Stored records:
________
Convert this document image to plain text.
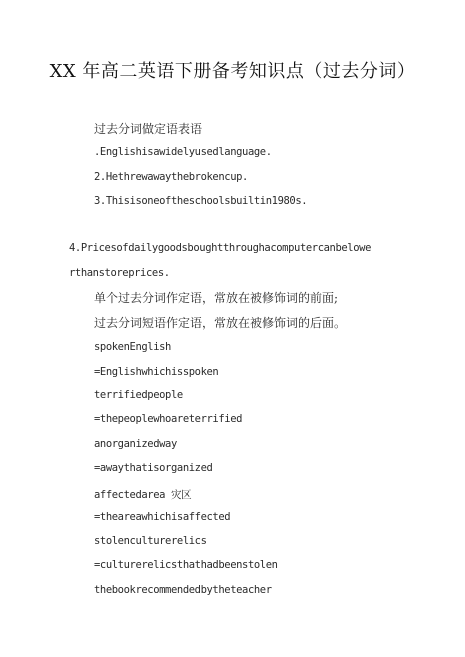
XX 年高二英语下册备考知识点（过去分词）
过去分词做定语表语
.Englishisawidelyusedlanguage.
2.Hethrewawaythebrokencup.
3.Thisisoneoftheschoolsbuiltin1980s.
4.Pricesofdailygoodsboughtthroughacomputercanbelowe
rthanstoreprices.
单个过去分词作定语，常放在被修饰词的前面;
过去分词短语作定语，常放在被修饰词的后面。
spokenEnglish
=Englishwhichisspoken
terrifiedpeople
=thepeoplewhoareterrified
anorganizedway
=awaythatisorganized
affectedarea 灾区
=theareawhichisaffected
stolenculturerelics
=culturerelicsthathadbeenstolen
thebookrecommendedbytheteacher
________
# Objective
Transcribe the whole listing, character for character, but not its images.

# Worked solution
Convert this document image to plain text.
XX 年高二英语下册备考知识点（过去分词）
过去分词做定语表语
.Englishisawidelyusedlanguage.
2.Hethrewawaythebrokencup.
3.Thisisoneoftheschoolsbuiltin1980s.
4.Pricesofdailygoodsboughtthroughacomputercanbelowe
rthanstoreprices.
单个过去分词作定语，常放在被修饰词的前面;
过去分词短语作定语，常放在被修饰词的后面。
spokenEnglish
=Englishwhichisspoken
terrifiedpeople
=thepeoplewhoareterrified
anorganizedway
=awaythatisorganized
affectedarea 灾区
=theareawhichisaffected
stolenculturerelics
=culturerelicsthathadbeenstolen
thebookrecommendedbytheteacher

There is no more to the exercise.